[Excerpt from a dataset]
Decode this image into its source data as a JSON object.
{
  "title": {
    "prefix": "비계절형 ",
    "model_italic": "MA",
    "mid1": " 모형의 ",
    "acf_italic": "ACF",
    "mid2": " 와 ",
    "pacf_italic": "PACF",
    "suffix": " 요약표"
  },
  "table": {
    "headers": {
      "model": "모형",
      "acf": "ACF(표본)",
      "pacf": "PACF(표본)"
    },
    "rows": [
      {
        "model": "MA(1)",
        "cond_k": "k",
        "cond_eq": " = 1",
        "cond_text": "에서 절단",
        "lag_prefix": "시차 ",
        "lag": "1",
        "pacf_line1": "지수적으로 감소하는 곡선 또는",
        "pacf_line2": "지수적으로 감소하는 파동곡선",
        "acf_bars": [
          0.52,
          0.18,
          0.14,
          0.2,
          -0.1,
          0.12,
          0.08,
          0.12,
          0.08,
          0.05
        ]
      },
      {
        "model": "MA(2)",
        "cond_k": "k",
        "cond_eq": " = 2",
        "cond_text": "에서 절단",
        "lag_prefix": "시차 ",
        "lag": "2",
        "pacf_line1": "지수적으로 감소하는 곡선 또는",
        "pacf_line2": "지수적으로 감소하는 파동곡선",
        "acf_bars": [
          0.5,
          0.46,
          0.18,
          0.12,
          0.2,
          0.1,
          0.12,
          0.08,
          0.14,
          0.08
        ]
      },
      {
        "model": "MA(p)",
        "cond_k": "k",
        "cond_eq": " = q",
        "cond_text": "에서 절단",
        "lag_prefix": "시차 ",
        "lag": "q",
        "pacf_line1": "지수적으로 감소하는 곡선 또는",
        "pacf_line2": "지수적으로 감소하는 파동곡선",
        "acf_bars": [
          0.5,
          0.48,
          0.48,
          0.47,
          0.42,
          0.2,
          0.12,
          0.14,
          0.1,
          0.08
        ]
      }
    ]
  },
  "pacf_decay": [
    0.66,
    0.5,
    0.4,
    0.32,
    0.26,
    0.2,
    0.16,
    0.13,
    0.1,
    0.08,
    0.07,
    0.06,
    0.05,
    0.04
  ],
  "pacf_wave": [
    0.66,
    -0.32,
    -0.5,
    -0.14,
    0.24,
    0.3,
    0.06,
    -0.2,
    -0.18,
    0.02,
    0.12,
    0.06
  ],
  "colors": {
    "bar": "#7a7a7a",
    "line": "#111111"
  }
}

PROBLEM REQUIREMENTS ::
Make an exact copy of the material above.

RESPONSE TO THE TASK ::
Decode this image into its source data as a JSON object.
{
  "title": {
    "prefix": "비계절형 ",
    "model_italic": "MA",
    "mid1": " 모형의 ",
    "acf_italic": "ACF",
    "mid2": " 와 ",
    "pacf_italic": "PACF",
    "suffix": " 요약표"
  },
  "table": {
    "headers": {
      "model": "모형",
      "acf": "ACF(표본)",
      "pacf": "PACF(표본)"
    },
    "rows": [
      {
        "model": "MA(1)",
        "cond_k": "k",
        "cond_eq": " = 1",
        "cond_text": "에서 절단",
        "lag_prefix": "시차 ",
        "lag": "1",
        "pacf_line1": "지수적으로 감소하는 곡선 또는",
        "pacf_line2": "지수적으로 감소하는 파동곡선",
        "acf_bars": [
          0.52,
          0.18,
          0.14,
          0.2,
          -0.1,
          0.12,
          0.08,
          0.12,
          0.08,
          0.05
        ]
      },
      {
        "model": "MA(2)",
        "cond_k": "k",
        "cond_eq": " = 2",
        "cond_text": "에서 절단",
        "lag_prefix": "시차 ",
        "lag": "2",
        "pacf_line1": "지수적으로 감소하는 곡선 또는",
        "pacf_line2": "지수적으로 감소하는 파동곡선",
        "acf_bars": [
          0.5,
          0.46,
          0.18,
          0.12,
          0.2,
          0.1,
          0.12,
          0.08,
          0.14,
          0.08
        ]
      },
      {
        "model": "MA(p)",
        "cond_k": "k",
        "cond_eq": " = q",
        "cond_text": "에서 절단",
        "lag_prefix": "시차 ",
        "lag": "q",
        "pacf_line1": "지수적으로 감소하는 곡선 또는",
        "pacf_line2": "지수적으로 감소하는 파동곡선",
        "acf_bars": [
          0.5,
          0.48,
          0.48,
          0.47,
          0.42,
          0.2,
          0.12,
          0.14,
          0.1,
          0.08
        ]
      }
    ]
  },
  "pacf_decay": [
    0.66,
    0.5,
    0.4,
    0.32,
    0.26,
    0.2,
    0.16,
    0.13,
    0.1,
    0.08,
    0.07,
    0.06,
    0.05,
    0.04
  ],
  "pacf_wave": [
    0.66,
    -0.32,
    -0.5,
    -0.14,
    0.24,
    0.3,
    0.06,
    -0.2,
    -0.18,
    0.02,
    0.12,
    0.06
  ],
  "colors": {
    "bar": "#7a7a7a",
    "line": "#111111"
  }
}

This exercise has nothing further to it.